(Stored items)
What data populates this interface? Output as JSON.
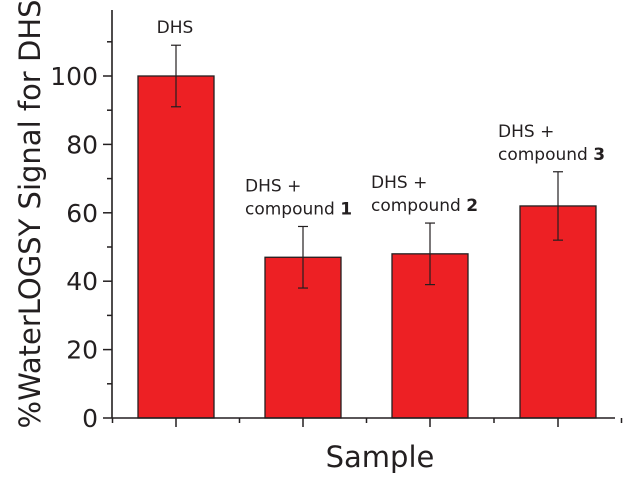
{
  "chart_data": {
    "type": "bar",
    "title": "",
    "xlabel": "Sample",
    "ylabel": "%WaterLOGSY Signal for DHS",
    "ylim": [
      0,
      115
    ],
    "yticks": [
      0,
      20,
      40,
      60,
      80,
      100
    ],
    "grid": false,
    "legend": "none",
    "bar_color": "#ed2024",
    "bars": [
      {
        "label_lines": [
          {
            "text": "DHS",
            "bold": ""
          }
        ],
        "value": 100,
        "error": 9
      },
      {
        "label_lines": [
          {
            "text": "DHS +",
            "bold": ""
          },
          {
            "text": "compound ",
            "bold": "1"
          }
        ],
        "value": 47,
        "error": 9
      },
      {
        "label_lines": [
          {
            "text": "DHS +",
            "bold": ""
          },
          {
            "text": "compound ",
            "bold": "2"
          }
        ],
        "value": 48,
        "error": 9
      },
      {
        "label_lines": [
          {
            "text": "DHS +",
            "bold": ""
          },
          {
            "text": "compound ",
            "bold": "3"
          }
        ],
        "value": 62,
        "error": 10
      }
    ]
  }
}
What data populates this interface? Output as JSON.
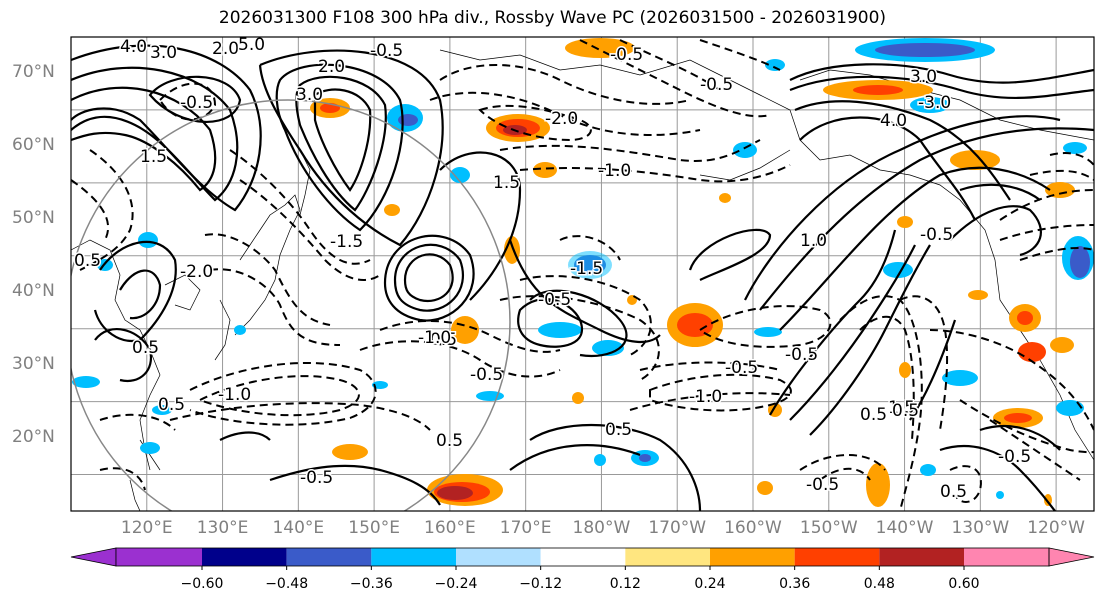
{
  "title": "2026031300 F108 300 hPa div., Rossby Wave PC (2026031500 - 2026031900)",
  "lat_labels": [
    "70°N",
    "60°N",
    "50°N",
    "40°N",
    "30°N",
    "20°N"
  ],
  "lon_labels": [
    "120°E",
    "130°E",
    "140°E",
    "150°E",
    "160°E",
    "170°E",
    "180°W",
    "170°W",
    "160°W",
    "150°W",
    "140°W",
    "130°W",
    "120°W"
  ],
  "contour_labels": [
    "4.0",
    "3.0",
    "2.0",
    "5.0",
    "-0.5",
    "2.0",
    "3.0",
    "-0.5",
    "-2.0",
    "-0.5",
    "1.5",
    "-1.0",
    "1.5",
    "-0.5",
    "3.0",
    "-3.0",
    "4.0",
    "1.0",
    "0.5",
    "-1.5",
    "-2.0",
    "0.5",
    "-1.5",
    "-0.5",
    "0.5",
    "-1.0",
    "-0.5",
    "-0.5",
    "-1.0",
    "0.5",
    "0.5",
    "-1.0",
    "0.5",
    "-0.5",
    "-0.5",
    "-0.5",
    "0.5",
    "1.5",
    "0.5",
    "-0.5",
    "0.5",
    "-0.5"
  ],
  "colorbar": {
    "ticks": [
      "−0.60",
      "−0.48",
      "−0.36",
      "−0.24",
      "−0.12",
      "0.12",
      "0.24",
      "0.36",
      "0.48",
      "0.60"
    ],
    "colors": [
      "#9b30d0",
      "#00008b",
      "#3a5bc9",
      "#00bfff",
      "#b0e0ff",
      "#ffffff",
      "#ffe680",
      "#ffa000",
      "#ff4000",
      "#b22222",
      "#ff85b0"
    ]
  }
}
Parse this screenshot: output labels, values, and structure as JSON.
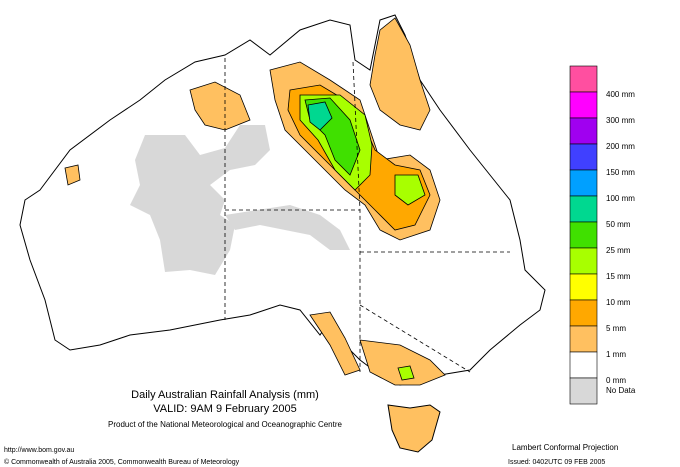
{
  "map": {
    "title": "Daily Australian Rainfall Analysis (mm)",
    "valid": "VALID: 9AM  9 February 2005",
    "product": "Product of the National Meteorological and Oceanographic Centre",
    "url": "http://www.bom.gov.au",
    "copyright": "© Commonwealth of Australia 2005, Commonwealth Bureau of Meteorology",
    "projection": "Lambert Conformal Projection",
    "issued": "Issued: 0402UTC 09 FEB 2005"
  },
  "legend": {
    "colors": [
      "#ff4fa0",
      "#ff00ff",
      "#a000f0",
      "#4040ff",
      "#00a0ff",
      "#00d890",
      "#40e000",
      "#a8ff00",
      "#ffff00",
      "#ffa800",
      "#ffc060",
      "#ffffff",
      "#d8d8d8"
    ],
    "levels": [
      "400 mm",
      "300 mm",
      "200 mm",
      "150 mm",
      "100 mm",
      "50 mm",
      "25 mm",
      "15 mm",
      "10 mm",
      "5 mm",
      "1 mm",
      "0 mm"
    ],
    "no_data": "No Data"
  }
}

### EXERCISE DETAILS
Using the data above, print every line exactly, omitting pictures.

### EXERCISE ANSWER
What data populates this interface? Output as JSON.
{
  "chart_data": {
    "type": "bar",
    "title": "",
    "xlabel": "Sample",
    "ylabel": "%WaterLOGSY Signal for DHS",
    "ylim": [
      0,
      115
    ],
    "yticks": [
      0,
      20,
      40,
      60,
      80,
      100
    ],
    "grid": false,
    "legend": "none",
    "bar_color": "#ed2024",
    "bars": [
      {
        "label_lines": [
          {
            "text": "DHS",
            "bold": ""
          }
        ],
        "value": 100,
        "error": 9
      },
      {
        "label_lines": [
          {
            "text": "DHS +",
            "bold": ""
          },
          {
            "text": "compound ",
            "bold": "1"
          }
        ],
        "value": 47,
        "error": 9
      },
      {
        "label_lines": [
          {
            "text": "DHS +",
            "bold": ""
          },
          {
            "text": "compound ",
            "bold": "2"
          }
        ],
        "value": 48,
        "error": 9
      },
      {
        "label_lines": [
          {
            "text": "DHS +",
            "bold": ""
          },
          {
            "text": "compound ",
            "bold": "3"
          }
        ],
        "value": 62,
        "error": 10
      }
    ]
  }
}
What data populates this interface? Output as JSON.
{
  "title": "2026031300 F108 300 hPa div., Rossby Wave PC (2026031500 - 2026031900)",
  "lat_labels": [
    "70°N",
    "60°N",
    "50°N",
    "40°N",
    "30°N",
    "20°N"
  ],
  "lon_labels": [
    "120°E",
    "130°E",
    "140°E",
    "150°E",
    "160°E",
    "170°E",
    "180°W",
    "170°W",
    "160°W",
    "150°W",
    "140°W",
    "130°W",
    "120°W"
  ],
  "contour_labels": [
    "4.0",
    "3.0",
    "2.0",
    "5.0",
    "-0.5",
    "2.0",
    "3.0",
    "-0.5",
    "-2.0",
    "-0.5",
    "1.5",
    "-1.0",
    "1.5",
    "-0.5",
    "3.0",
    "-3.0",
    "4.0",
    "1.0",
    "0.5",
    "-1.5",
    "-2.0",
    "0.5",
    "-1.5",
    "-0.5",
    "0.5",
    "-1.0",
    "-0.5",
    "-0.5",
    "-1.0",
    "0.5",
    "0.5",
    "-1.0",
    "0.5",
    "-0.5",
    "-0.5",
    "-0.5",
    "0.5",
    "1.5",
    "0.5",
    "-0.5",
    "0.5",
    "-0.5"
  ],
  "colorbar": {
    "ticks": [
      "−0.60",
      "−0.48",
      "−0.36",
      "−0.24",
      "−0.12",
      "0.12",
      "0.24",
      "0.36",
      "0.48",
      "0.60"
    ],
    "colors": [
      "#9b30d0",
      "#00008b",
      "#3a5bc9",
      "#00bfff",
      "#b0e0ff",
      "#ffffff",
      "#ffe680",
      "#ffa000",
      "#ff4000",
      "#b22222",
      "#ff85b0"
    ]
  }
}
Parse this screenshot: output labels, values, and structure as JSON.
{
  "map": {
    "title": "Daily Australian Rainfall Analysis (mm)",
    "valid": "VALID: 9AM  9 February 2005",
    "product": "Product of the National Meteorological and Oceanographic Centre",
    "url": "http://www.bom.gov.au",
    "copyright": "© Commonwealth of Australia 2005, Commonwealth Bureau of Meteorology",
    "projection": "Lambert Conformal Projection",
    "issued": "Issued: 0402UTC 09 FEB 2005"
  },
  "legend": {
    "colors": [
      "#ff4fa0",
      "#ff00ff",
      "#a000f0",
      "#4040ff",
      "#00a0ff",
      "#00d890",
      "#40e000",
      "#a8ff00",
      "#ffff00",
      "#ffa800",
      "#ffc060",
      "#ffffff",
      "#d8d8d8"
    ],
    "levels": [
      "400 mm",
      "300 mm",
      "200 mm",
      "150 mm",
      "100 mm",
      "50 mm",
      "25 mm",
      "15 mm",
      "10 mm",
      "5 mm",
      "1 mm",
      "0 mm"
    ],
    "no_data": "No Data"
  }
}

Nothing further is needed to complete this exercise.